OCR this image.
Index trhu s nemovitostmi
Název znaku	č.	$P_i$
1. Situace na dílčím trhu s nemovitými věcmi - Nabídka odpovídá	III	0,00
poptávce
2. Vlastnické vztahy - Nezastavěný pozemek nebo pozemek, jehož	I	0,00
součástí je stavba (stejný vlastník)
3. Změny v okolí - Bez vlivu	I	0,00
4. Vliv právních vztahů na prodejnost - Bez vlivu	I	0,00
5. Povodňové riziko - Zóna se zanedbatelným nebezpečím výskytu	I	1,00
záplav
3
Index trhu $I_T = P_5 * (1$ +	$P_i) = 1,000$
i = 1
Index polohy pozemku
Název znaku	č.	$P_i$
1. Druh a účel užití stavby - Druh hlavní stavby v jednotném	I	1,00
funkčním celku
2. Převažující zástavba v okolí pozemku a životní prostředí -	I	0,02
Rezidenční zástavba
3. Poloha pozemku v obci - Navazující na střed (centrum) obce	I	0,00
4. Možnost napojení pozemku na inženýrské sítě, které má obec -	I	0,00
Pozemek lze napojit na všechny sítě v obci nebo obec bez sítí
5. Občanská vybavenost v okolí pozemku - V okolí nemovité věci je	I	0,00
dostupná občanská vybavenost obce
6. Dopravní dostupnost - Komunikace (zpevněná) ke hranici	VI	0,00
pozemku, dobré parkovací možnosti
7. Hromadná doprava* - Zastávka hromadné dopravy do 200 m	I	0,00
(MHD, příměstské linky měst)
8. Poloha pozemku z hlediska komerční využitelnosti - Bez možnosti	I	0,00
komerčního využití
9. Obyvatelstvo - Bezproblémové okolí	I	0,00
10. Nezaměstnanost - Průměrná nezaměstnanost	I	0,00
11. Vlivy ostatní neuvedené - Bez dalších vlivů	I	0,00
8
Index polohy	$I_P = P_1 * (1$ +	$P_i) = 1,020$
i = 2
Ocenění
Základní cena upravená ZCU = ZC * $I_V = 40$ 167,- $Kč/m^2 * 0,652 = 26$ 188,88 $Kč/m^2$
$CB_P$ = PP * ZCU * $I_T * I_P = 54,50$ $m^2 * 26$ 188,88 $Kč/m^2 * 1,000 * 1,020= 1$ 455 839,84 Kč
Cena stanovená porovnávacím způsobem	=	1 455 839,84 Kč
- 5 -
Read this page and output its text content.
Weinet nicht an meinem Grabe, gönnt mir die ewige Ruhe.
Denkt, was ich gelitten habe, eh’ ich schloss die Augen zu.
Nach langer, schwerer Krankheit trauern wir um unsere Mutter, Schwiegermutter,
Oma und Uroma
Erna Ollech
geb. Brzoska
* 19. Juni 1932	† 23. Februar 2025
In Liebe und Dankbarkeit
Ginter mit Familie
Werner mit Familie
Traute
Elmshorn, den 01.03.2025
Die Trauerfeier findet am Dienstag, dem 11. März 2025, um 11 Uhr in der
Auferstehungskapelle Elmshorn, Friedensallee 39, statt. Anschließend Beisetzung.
———
= Exercise objective =
Copy out the whole listing exactly; please set it all down.

= Response =
OCR this image.
Index trhu s nemovitostmi
Název znaku	č.	$P_i$
1. Situace na dílčím trhu s nemovitými věcmi - Nabídka odpovídá	III	0,00
poptávce
2. Vlastnické vztahy - Nezastavěný pozemek nebo pozemek, jehož	I	0,00
součástí je stavba (stejný vlastník)
3. Změny v okolí - Bez vlivu	I	0,00
4. Vliv právních vztahů na prodejnost - Bez vlivu	I	0,00
5. Povodňové riziko - Zóna se zanedbatelným nebezpečím výskytu	I	1,00
záplav
3
Index trhu $I_T = P_5 * (1$ +	$P_i) = 1,000$
i = 1
Index polohy pozemku
Název znaku	č.	$P_i$
1. Druh a účel užití stavby - Druh hlavní stavby v jednotném	I	1,00
funkčním celku
2. Převažující zástavba v okolí pozemku a životní prostředí -	I	0,02
Rezidenční zástavba
3. Poloha pozemku v obci - Navazující na střed (centrum) obce	I	0,00
4. Možnost napojení pozemku na inženýrské sítě, které má obec -	I	0,00
Pozemek lze napojit na všechny sítě v obci nebo obec bez sítí
5. Občanská vybavenost v okolí pozemku - V okolí nemovité věci je	I	0,00
dostupná občanská vybavenost obce
6. Dopravní dostupnost - Komunikace (zpevněná) ke hranici	VI	0,00
pozemku, dobré parkovací možnosti
7. Hromadná doprava* - Zastávka hromadné dopravy do 200 m	I	0,00
(MHD, příměstské linky měst)
8. Poloha pozemku z hlediska komerční využitelnosti - Bez možnosti	I	0,00
komerčního využití
9. Obyvatelstvo - Bezproblémové okolí	I	0,00
10. Nezaměstnanost - Průměrná nezaměstnanost	I	0,00
11. Vlivy ostatní neuvedené - Bez dalších vlivů	I	0,00
8
Index polohy	$I_P = P_1 * (1$ +	$P_i) = 1,020$
i = 2
Ocenění
Základní cena upravená ZCU = ZC * $I_V = 40$ 167,- $Kč/m^2 * 0,652 = 26$ 188,88 $Kč/m^2$
$CB_P$ = PP * ZCU * $I_T * I_P = 54,50$ $m^2 * 26$ 188,88 $Kč/m^2 * 1,000 * 1,020= 1$ 455 839,84 Kč
Cena stanovená porovnávacím způsobem	=	1 455 839,84 Kč
- 5 -
Read this page and output its text content.
Weinet nicht an meinem Grabe, gönnt mir die ewige Ruhe.
Denkt, was ich gelitten habe, eh’ ich schloss die Augen zu.
Nach langer, schwerer Krankheit trauern wir um unsere Mutter, Schwiegermutter,
Oma und Uroma
Erna Ollech
geb. Brzoska
* 19. Juni 1932	† 23. Februar 2025
In Liebe und Dankbarkeit
Ginter mit Familie
Werner mit Familie
Traute
Elmshorn, den 01.03.2025
Die Trauerfeier findet am Dienstag, dem 11. März 2025, um 11 Uhr in der
Auferstehungskapelle Elmshorn, Friedensallee 39, statt. Anschließend Beisetzung.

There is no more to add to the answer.